Problem to work on
Lay out every row below as a numbered list, leaving out any blank lines.

* start Input data *

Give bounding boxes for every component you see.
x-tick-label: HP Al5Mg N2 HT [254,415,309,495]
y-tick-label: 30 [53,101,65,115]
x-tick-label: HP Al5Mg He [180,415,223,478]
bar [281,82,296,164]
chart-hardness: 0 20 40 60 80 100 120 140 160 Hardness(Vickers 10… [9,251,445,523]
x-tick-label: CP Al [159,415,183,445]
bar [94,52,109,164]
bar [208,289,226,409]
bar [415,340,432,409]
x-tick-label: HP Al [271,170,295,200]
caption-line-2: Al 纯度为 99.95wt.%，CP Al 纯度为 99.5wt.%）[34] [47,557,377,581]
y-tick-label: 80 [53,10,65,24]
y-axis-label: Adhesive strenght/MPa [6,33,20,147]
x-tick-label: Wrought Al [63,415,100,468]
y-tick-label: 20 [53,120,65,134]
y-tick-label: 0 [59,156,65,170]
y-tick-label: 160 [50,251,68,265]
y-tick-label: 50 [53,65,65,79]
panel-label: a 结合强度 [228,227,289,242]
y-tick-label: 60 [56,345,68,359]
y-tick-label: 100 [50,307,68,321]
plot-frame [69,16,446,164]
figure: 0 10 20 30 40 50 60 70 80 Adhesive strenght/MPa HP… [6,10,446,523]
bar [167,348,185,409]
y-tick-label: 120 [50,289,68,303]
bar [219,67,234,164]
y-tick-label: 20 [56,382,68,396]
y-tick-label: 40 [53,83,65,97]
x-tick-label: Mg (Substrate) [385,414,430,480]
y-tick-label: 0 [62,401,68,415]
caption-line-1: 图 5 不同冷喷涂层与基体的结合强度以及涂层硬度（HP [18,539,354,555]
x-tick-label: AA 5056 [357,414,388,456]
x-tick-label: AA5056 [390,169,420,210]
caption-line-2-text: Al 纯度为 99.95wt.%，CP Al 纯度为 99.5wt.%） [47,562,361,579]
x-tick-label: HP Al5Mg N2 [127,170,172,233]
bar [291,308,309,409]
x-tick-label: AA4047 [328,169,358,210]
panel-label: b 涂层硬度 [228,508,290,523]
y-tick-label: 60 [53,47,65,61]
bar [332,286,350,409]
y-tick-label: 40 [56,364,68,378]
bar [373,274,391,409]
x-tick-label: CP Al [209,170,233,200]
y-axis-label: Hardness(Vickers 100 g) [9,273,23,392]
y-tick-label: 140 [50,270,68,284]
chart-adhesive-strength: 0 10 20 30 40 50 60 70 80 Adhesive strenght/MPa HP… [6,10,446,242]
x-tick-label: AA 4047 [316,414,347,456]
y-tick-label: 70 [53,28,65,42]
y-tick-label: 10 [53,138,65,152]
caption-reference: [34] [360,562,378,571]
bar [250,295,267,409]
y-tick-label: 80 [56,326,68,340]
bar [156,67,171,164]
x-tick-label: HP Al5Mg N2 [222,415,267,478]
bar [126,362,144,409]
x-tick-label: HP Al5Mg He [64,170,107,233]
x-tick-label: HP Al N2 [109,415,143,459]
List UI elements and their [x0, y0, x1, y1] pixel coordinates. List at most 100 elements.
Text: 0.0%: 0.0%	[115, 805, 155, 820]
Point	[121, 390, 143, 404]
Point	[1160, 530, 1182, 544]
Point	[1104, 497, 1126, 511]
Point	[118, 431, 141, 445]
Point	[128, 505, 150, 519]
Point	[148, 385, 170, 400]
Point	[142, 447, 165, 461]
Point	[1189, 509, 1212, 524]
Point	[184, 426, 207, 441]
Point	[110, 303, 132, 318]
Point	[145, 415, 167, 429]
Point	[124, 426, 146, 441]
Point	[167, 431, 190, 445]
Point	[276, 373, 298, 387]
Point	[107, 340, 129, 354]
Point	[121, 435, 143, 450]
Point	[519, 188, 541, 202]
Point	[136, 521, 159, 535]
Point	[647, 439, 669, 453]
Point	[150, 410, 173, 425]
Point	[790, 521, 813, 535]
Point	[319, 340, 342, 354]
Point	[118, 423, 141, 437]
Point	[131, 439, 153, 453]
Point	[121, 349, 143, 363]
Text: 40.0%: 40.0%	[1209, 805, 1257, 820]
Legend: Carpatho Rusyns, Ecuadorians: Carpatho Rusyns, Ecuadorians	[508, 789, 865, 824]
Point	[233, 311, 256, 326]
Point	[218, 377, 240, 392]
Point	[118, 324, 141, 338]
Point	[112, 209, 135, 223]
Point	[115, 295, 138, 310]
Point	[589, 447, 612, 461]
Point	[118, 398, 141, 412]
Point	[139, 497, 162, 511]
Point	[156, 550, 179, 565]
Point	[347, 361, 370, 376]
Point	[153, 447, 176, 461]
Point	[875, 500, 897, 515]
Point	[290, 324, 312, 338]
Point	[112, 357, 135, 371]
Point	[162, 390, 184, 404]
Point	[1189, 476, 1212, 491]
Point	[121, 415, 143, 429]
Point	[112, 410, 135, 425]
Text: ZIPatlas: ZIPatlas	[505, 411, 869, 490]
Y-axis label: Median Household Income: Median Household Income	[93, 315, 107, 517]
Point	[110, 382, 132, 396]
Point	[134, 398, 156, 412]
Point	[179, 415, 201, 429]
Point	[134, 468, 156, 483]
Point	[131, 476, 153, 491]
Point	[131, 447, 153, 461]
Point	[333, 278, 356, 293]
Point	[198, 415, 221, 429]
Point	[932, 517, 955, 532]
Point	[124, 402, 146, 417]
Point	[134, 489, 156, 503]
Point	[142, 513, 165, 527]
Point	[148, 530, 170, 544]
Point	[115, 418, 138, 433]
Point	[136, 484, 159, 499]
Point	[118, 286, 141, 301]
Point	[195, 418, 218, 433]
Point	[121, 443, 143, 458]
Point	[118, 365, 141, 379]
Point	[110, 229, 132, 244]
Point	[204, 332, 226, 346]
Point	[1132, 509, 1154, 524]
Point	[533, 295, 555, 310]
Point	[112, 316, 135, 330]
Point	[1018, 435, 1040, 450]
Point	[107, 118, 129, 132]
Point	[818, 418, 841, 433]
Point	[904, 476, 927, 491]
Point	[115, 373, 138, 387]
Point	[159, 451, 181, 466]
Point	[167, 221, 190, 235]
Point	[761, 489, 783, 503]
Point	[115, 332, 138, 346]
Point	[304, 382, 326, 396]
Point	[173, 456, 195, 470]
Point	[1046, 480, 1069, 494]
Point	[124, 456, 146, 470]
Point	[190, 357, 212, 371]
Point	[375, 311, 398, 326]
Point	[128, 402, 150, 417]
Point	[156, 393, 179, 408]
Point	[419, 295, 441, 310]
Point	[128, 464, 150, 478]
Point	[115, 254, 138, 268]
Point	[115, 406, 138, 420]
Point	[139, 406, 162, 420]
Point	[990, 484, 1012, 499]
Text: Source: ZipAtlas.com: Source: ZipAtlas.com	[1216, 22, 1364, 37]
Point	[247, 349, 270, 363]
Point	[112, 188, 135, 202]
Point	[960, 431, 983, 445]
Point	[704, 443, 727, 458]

* end Input data *

Written answer
1. Give bounding boxes for every component you see.
2. x-tick-label: HP Al5Mg N2 HT [254,415,309,495]
3. y-tick-label: 30 [53,101,65,115]
4. x-tick-label: HP Al5Mg He [180,415,223,478]
5. bar [281,82,296,164]
6. chart-hardness: 0 20 40 60 80 100 120 140 160 Hardness(Vickers 10… [9,251,445,523]
7. x-tick-label: CP Al [159,415,183,445]
8. bar [94,52,109,164]
9. bar [208,289,226,409]
10. bar [415,340,432,409]
11. x-tick-label: HP Al [271,170,295,200]
12. caption-line-2: Al 纯度为 99.95wt.%，CP Al 纯度为 99.5wt.%）[34] [47,557,377,581]
13. y-tick-label: 80 [53,10,65,24]
14. y-axis-label: Adhesive strenght/MPa [6,33,20,147]
15. x-tick-label: Wrought Al [63,415,100,468]
16. y-tick-label: 20 [53,120,65,134]
17. y-tick-label: 0 [59,156,65,170]
18. y-tick-label: 160 [50,251,68,265]
19. y-tick-label: 50 [53,65,65,79]
20. panel-label: a 结合强度 [228,227,289,242]
21. y-tick-label: 60 [56,345,68,359]
22. y-tick-label: 100 [50,307,68,321]
23. plot-frame [69,16,446,164]
24. figure: 0 10 20 30 40 50 60 70 80 Adhesive strenght/MPa HP… [6,10,446,523]
25. bar [167,348,185,409]
26. y-tick-label: 120 [50,289,68,303]
27. bar [219,67,234,164]
28. y-tick-label: 20 [56,382,68,396]
29. y-tick-label: 40 [53,83,65,97]
30. x-tick-label: Mg (Substrate) [385,414,430,480]
31. y-tick-label: 0 [62,401,68,415]
32. caption-line-1: 图 5 不同冷喷涂层与基体的结合强度以及涂层硬度（HP [18,539,354,555]
33. x-tick-label: AA 5056 [357,414,388,456]
34. x-tick-label: AA5056 [390,169,420,210]
35. caption-line-2-text: Al 纯度为 99.95wt.%，CP Al 纯度为 99.5wt.%） [47,562,361,579]
36. x-tick-label: HP Al5Mg N2 [127,170,172,233]
37. bar [291,308,309,409]
38. x-tick-label: AA4047 [328,169,358,210]
39. panel-label: b 涂层硬度 [228,508,290,523]
40. y-tick-label: 60 [53,47,65,61]
41. bar [332,286,350,409]
42. y-tick-label: 40 [56,364,68,378]
43. bar [373,274,391,409]
44. x-tick-label: CP Al [209,170,233,200]
45. y-axis-label: Hardness(Vickers 100 g) [9,273,23,392]
46. y-tick-label: 140 [50,270,68,284]
47. chart-adhesive-strength: 0 10 20 30 40 50 60 70 80 Adhesive strenght/MPa HP… [6,10,446,242]
48. x-tick-label: AA 4047 [316,414,347,456]
49. y-tick-label: 70 [53,28,65,42]
50. y-tick-label: 10 [53,138,65,152]
51. caption-reference: [34] [360,562,378,571]
52. bar [250,295,267,409]
53. y-tick-label: 80 [56,326,68,340]
54. bar [156,67,171,164]
55. x-tick-label: HP Al5Mg N2 [222,415,267,478]
56. bar [126,362,144,409]
57. x-tick-label: HP Al5Mg He [64,170,107,233]
58. x-tick-label: HP Al N2 [109,415,143,459]
59. List UI elements and their [x0, y0, x1, y1] pixel coordinates. List at most 100 elements.
60. Text: 0.0%: 0.0%	[115, 805, 155, 820]
61. Point	[121, 390, 143, 404]
62. Point	[1160, 530, 1182, 544]
63. Point	[1104, 497, 1126, 511]
64. Point	[118, 431, 141, 445]
65. Point	[128, 505, 150, 519]
66. Point	[148, 385, 170, 400]
67. Point	[142, 447, 165, 461]
68. Point	[1189, 509, 1212, 524]
69. Point	[184, 426, 207, 441]
70. Point	[110, 303, 132, 318]
71. Point	[145, 415, 167, 429]
72. Point	[124, 426, 146, 441]
73. Point	[167, 431, 190, 445]
74. Point	[276, 373, 298, 387]
75. Point	[107, 340, 129, 354]
76. Point	[121, 435, 143, 450]
77. Point	[519, 188, 541, 202]
78. Point	[136, 521, 159, 535]
79. Point	[647, 439, 669, 453]
80. Point	[150, 410, 173, 425]
81. Point	[790, 521, 813, 535]
82. Point	[319, 340, 342, 354]
83. Point	[118, 423, 141, 437]
84. Point	[131, 439, 153, 453]
85. Point	[121, 349, 143, 363]
86. Text: 40.0%: 40.0%	[1209, 805, 1257, 820]
87. Legend: Carpatho Rusyns, Ecuadorians: Carpatho Rusyns, Ecuadorians	[508, 789, 865, 824]
88. Point	[233, 311, 256, 326]
89. Point	[218, 377, 240, 392]
90. Point	[118, 324, 141, 338]
91. Point	[112, 209, 135, 223]
92. Point	[115, 295, 138, 310]
93. Point	[589, 447, 612, 461]
94. Point	[118, 398, 141, 412]
95. Point	[139, 497, 162, 511]
96. Point	[156, 550, 179, 565]
97. Point	[347, 361, 370, 376]
98. Point	[153, 447, 176, 461]
99. Point	[875, 500, 897, 515]
100. Point	[290, 324, 312, 338]
101. Point	[112, 357, 135, 371]
102. Point	[162, 390, 184, 404]
103. Point	[1189, 476, 1212, 491]
104. Point	[121, 415, 143, 429]
105. Point	[112, 410, 135, 425]
106. Text: ZIPatlas: ZIPatlas	[505, 411, 869, 490]
107. Y-axis label: Median Household Income: Median Household Income	[93, 315, 107, 517]
108. Point	[110, 382, 132, 396]
109. Point	[134, 398, 156, 412]
110. Point	[179, 415, 201, 429]
111. Point	[134, 468, 156, 483]
112. Point	[131, 476, 153, 491]
113. Point	[131, 447, 153, 461]
114. Point	[333, 278, 356, 293]
115. Point	[198, 415, 221, 429]
116. Point	[932, 517, 955, 532]
117. Point	[124, 402, 146, 417]
118. Point	[134, 489, 156, 503]
119. Point	[142, 513, 165, 527]
120. Point	[148, 530, 170, 544]
121. Point	[115, 418, 138, 433]
122. Point	[136, 484, 159, 499]
123. Point	[118, 286, 141, 301]
124. Point	[195, 418, 218, 433]
125. Point	[121, 443, 143, 458]
126. Point	[118, 365, 141, 379]
127. Point	[110, 229, 132, 244]
128. Point	[204, 332, 226, 346]
129. Point	[1132, 509, 1154, 524]
130. Point	[533, 295, 555, 310]
131. Point	[112, 316, 135, 330]
132. Point	[1018, 435, 1040, 450]
133. Point	[107, 118, 129, 132]
134. Point	[818, 418, 841, 433]
135. Point	[904, 476, 927, 491]
136. Point	[115, 373, 138, 387]
137. Point	[159, 451, 181, 466]
138. Point	[167, 221, 190, 235]
139. Point	[761, 489, 783, 503]
140. Point	[115, 332, 138, 346]
141. Point	[304, 382, 326, 396]
142. Point	[173, 456, 195, 470]
143. Point	[1046, 480, 1069, 494]
144. Point	[124, 456, 146, 470]
145. Point	[190, 357, 212, 371]
146. Point	[375, 311, 398, 326]
147. Point	[128, 402, 150, 417]
148. Point	[156, 393, 179, 408]
149. Point	[419, 295, 441, 310]
150. Point	[128, 464, 150, 478]
151. Point	[115, 254, 138, 268]
152. Point	[115, 406, 138, 420]
153. Point	[139, 406, 162, 420]
154. Point	[990, 484, 1012, 499]
155. Text: Source: ZipAtlas.com: Source: ZipAtlas.com	[1216, 22, 1364, 37]
156. Point	[247, 349, 270, 363]
157. Point	[112, 188, 135, 202]
158. Point	[960, 431, 983, 445]
159. Point	[704, 443, 727, 458]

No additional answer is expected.